AVAILABLE DATA:
"""

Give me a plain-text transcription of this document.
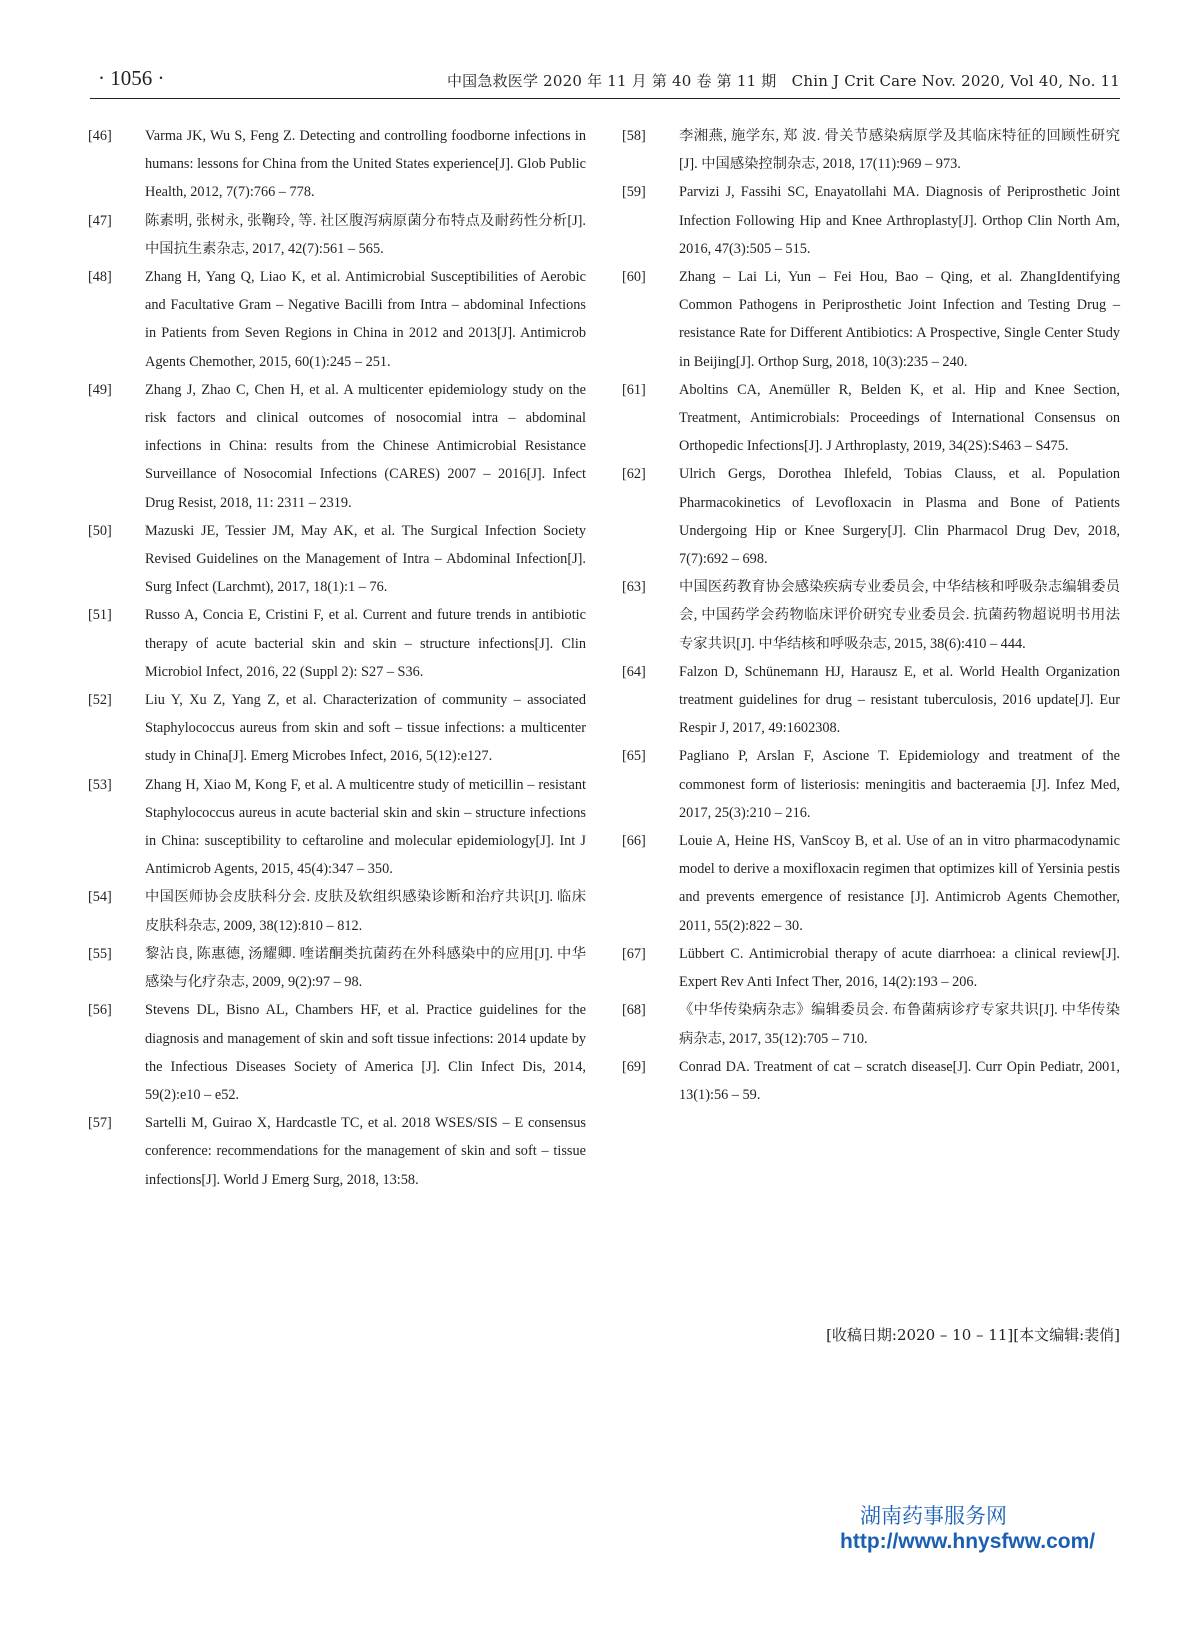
· 1056 ·	中国急救医学 2020 年 11 月 第 40 卷 第 11 期　Chin J Crit Care Nov. 2020, Vol 40, No. 11
[46] Varma JK, Wu S, Feng Z. Detecting and controlling foodborne infections in humans: lessons for China from the United States experience[J]. Glob Public Health, 2012, 7(7):766 – 778.
[47] 陈素明, 张树永, 张鞠玲, 等. 社区腹泻病原菌分布特点及耐药性分析[J]. 中国抗生素杂志, 2017, 42(7):561 – 565.
[48] Zhang H, Yang Q, Liao K, et al. Antimicrobial Susceptibilities of Aerobic and Facultative Gram – Negative Bacilli from Intra – abdominal Infections in Patients from Seven Regions in China in 2012 and 2013[J]. Antimicrob Agents Chemother, 2015, 60(1):245 – 251.
[49] Zhang J, Zhao C, Chen H, et al. A multicenter epidemiology study on the risk factors and clinical outcomes of nosocomial intra – abdominal infections in China: results from the Chinese Antimicrobial Resistance Surveillance of Nosocomial Infections (CARES) 2007 – 2016[J]. Infect Drug Resist, 2018, 11: 2311 – 2319.
[50] Mazuski JE, Tessier JM, May AK, et al. The Surgical Infection Society Revised Guidelines on the Management of Intra – Abdominal Infection[J]. Surg Infect (Larchmt), 2017, 18(1):1 – 76.
[51] Russo A, Concia E, Cristini F, et al. Current and future trends in antibiotic therapy of acute bacterial skin and skin – structure infections[J]. Clin Microbiol Infect, 2016, 22 (Suppl 2): S27 – S36.
[52] Liu Y, Xu Z, Yang Z, et al. Characterization of community – associated Staphylococcus aureus from skin and soft – tissue infections: a multicenter study in China[J]. Emerg Microbes Infect, 2016, 5(12):e127.
[53] Zhang H, Xiao M, Kong F, et al. A multicentre study of meticillin – resistant Staphylococcus aureus in acute bacterial skin and skin – structure infections in China: susceptibility to ceftaroline and molecular epidemiology[J]. Int J Antimicrob Agents, 2015, 45(4):347 – 350.
[54] 中国医师协会皮肤科分会. 皮肤及软组织感染诊断和治疗共识[J]. 临床皮肤科杂志, 2009, 38(12):810 – 812.
[55] 黎沾良, 陈惠德, 汤耀卿. 喹诺酮类抗菌药在外科感染中的应用[J]. 中华感染与化疗杂志, 2009, 9(2):97 – 98.
[56] Stevens DL, Bisno AL, Chambers HF, et al. Practice guidelines for the diagnosis and management of skin and soft tissue infections: 2014 update by the Infectious Diseases Society of America [J]. Clin Infect Dis, 2014, 59(2):e10 – e52.
[57] Sartelli M, Guirao X, Hardcastle TC, et al. 2018 WSES/SIS – E consensus conference: recommendations for the management of skin and soft – tissue infections[J]. World J Emerg Surg, 2018, 13:58.
[58] 李湘燕, 施学东, 郑 波. 骨关节感染病原学及其临床特征的回顾性研究[J]. 中国感染控制杂志, 2018, 17(11):969 – 973.
[59] Parvizi J, Fassihi SC, Enayatollahi MA. Diagnosis of Periprosthetic Joint Infection Following Hip and Knee Arthroplasty[J]. Orthop Clin North Am, 2016, 47(3):505 – 515.
[60] Zhang – Lai Li, Yun – Fei Hou, Bao – Qing, et al. ZhangIdentifying Common Pathogens in Periprosthetic Joint Infection and Testing Drug – resistance Rate for Different Antibiotics: A Prospective, Single Center Study in Beijing[J]. Orthop Surg, 2018, 10(3):235 – 240.
[61] Aboltins CA, Anemüller R, Belden K, et al. Hip and Knee Section, Treatment, Antimicrobials: Proceedings of International Consensus on Orthopedic Infections[J]. J Arthroplasty, 2019, 34(2S):S463 – S475.
[62] Ulrich Gergs, Dorothea Ihlefeld, Tobias Clauss, et al. Population Pharmacokinetics of Levofloxacin in Plasma and Bone of Patients Undergoing Hip or Knee Surgery[J]. Clin Pharmacol Drug Dev, 2018, 7(7):692 – 698.
[63] 中国医药教育协会感染疾病专业委员会, 中华结核和呼吸杂志编辑委员会, 中国药学会药物临床评价研究专业委员会. 抗菌药物超说明书用法专家共识[J]. 中华结核和呼吸杂志, 2015, 38(6):410 – 444.
[64] Falzon D, Schünemann HJ, Harausz E, et al. World Health Organization treatment guidelines for drug – resistant tuberculosis, 2016 update[J]. Eur Respir J, 2017, 49:1602308.
[65] Pagliano P, Arslan F, Ascione T. Epidemiology and treatment of the commonest form of listeriosis: meningitis and bacteraemia [J]. Infez Med, 2017, 25(3):210 – 216.
[66] Louie A, Heine HS, VanScoy B, et al. Use of an in vitro pharmacodynamic model to derive a moxifloxacin regimen that optimizes kill of Yersinia pestis and prevents emergence of resistance [J]. Antimicrob Agents Chemother, 2011, 55(2):822 – 30.
[67] Lübbert C. Antimicrobial therapy of acute diarrhoea: a clinical review[J]. Expert Rev Anti Infect Ther, 2016, 14(2):193 – 206.
[68] 《中华传染病杂志》编辑委员会. 布鲁菌病诊疗专家共识[J]. 中华传染病杂志, 2017, 35(12):705 – 710.
[69] Conrad DA. Treatment of cat – scratch disease[J]. Curr Opin Pediatr, 2001, 13(1):56 – 59.
[收稿日期:2020 – 10 – 11][本文编辑:裴俏]
湖南药事服务网
http://www.hnysfww.com/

"""

If an entry contains a picture, leave it out and repeat the rest exactly.

TASK OUTPUT:
Give me a plain-text transcription of this document.
· 1056 ·	中国急救医学 2020 年 11 月 第 40 卷 第 11 期　Chin J Crit Care Nov. 2020, Vol 40, No. 11
[46] Varma JK, Wu S, Feng Z. Detecting and controlling foodborne infections in humans: lessons for China from the United States experience[J]. Glob Public Health, 2012, 7(7):766 – 778.
[47] 陈素明, 张树永, 张鞠玲, 等. 社区腹泻病原菌分布特点及耐药性分析[J]. 中国抗生素杂志, 2017, 42(7):561 – 565.
[48] Zhang H, Yang Q, Liao K, et al. Antimicrobial Susceptibilities of Aerobic and Facultative Gram – Negative Bacilli from Intra – abdominal Infections in Patients from Seven Regions in China in 2012 and 2013[J]. Antimicrob Agents Chemother, 2015, 60(1):245 – 251.
[49] Zhang J, Zhao C, Chen H, et al. A multicenter epidemiology study on the risk factors and clinical outcomes of nosocomial intra – abdominal infections in China: results from the Chinese Antimicrobial Resistance Surveillance of Nosocomial Infections (CARES) 2007 – 2016[J]. Infect Drug Resist, 2018, 11: 2311 – 2319.
[50] Mazuski JE, Tessier JM, May AK, et al. The Surgical Infection Society Revised Guidelines on the Management of Intra – Abdominal Infection[J]. Surg Infect (Larchmt), 2017, 18(1):1 – 76.
[51] Russo A, Concia E, Cristini F, et al. Current and future trends in antibiotic therapy of acute bacterial skin and skin – structure infections[J]. Clin Microbiol Infect, 2016, 22 (Suppl 2): S27 – S36.
[52] Liu Y, Xu Z, Yang Z, et al. Characterization of community – associated Staphylococcus aureus from skin and soft – tissue infections: a multicenter study in China[J]. Emerg Microbes Infect, 2016, 5(12):e127.
[53] Zhang H, Xiao M, Kong F, et al. A multicentre study of meticillin – resistant Staphylococcus aureus in acute bacterial skin and skin – structure infections in China: susceptibility to ceftaroline and molecular epidemiology[J]. Int J Antimicrob Agents, 2015, 45(4):347 – 350.
[54] 中国医师协会皮肤科分会. 皮肤及软组织感染诊断和治疗共识[J]. 临床皮肤科杂志, 2009, 38(12):810 – 812.
[55] 黎沾良, 陈惠德, 汤耀卿. 喹诺酮类抗菌药在外科感染中的应用[J]. 中华感染与化疗杂志, 2009, 9(2):97 – 98.
[56] Stevens DL, Bisno AL, Chambers HF, et al. Practice guidelines for the diagnosis and management of skin and soft tissue infections: 2014 update by the Infectious Diseases Society of America [J]. Clin Infect Dis, 2014, 59(2):e10 – e52.
[57] Sartelli M, Guirao X, Hardcastle TC, et al. 2018 WSES/SIS – E consensus conference: recommendations for the management of skin and soft – tissue infections[J]. World J Emerg Surg, 2018, 13:58.
[58] 李湘燕, 施学东, 郑 波. 骨关节感染病原学及其临床特征的回顾性研究[J]. 中国感染控制杂志, 2018, 17(11):969 – 973.
[59] Parvizi J, Fassihi SC, Enayatollahi MA. Diagnosis of Periprosthetic Joint Infection Following Hip and Knee Arthroplasty[J]. Orthop Clin North Am, 2016, 47(3):505 – 515.
[60] Zhang – Lai Li, Yun – Fei Hou, Bao – Qing, et al. ZhangIdentifying Common Pathogens in Periprosthetic Joint Infection and Testing Drug – resistance Rate for Different Antibiotics: A Prospective, Single Center Study in Beijing[J]. Orthop Surg, 2018, 10(3):235 – 240.
[61] Aboltins CA, Anemüller R, Belden K, et al. Hip and Knee Section, Treatment, Antimicrobials: Proceedings of International Consensus on Orthopedic Infections[J]. J Arthroplasty, 2019, 34(2S):S463 – S475.
[62] Ulrich Gergs, Dorothea Ihlefeld, Tobias Clauss, et al. Population Pharmacokinetics of Levofloxacin in Plasma and Bone of Patients Undergoing Hip or Knee Surgery[J]. Clin Pharmacol Drug Dev, 2018, 7(7):692 – 698.
[63] 中国医药教育协会感染疾病专业委员会, 中华结核和呼吸杂志编辑委员会, 中国药学会药物临床评价研究专业委员会. 抗菌药物超说明书用法专家共识[J]. 中华结核和呼吸杂志, 2015, 38(6):410 – 444.
[64] Falzon D, Schünemann HJ, Harausz E, et al. World Health Organization treatment guidelines for drug – resistant tuberculosis, 2016 update[J]. Eur Respir J, 2017, 49:1602308.
[65] Pagliano P, Arslan F, Ascione T. Epidemiology and treatment of the commonest form of listeriosis: meningitis and bacteraemia [J]. Infez Med, 2017, 25(3):210 – 216.
[66] Louie A, Heine HS, VanScoy B, et al. Use of an in vitro pharmacodynamic model to derive a moxifloxacin regimen that optimizes kill of Yersinia pestis and prevents emergence of resistance [J]. Antimicrob Agents Chemother, 2011, 55(2):822 – 30.
[67] Lübbert C. Antimicrobial therapy of acute diarrhoea: a clinical review[J]. Expert Rev Anti Infect Ther, 2016, 14(2):193 – 206.
[68] 《中华传染病杂志》编辑委员会. 布鲁菌病诊疗专家共识[J]. 中华传染病杂志, 2017, 35(12):705 – 710.
[69] Conrad DA. Treatment of cat – scratch disease[J]. Curr Opin Pediatr, 2001, 13(1):56 – 59.
[收稿日期:2020 – 10 – 11][本文编辑:裴俏]
湖南药事服务网
http://www.hnysfww.com/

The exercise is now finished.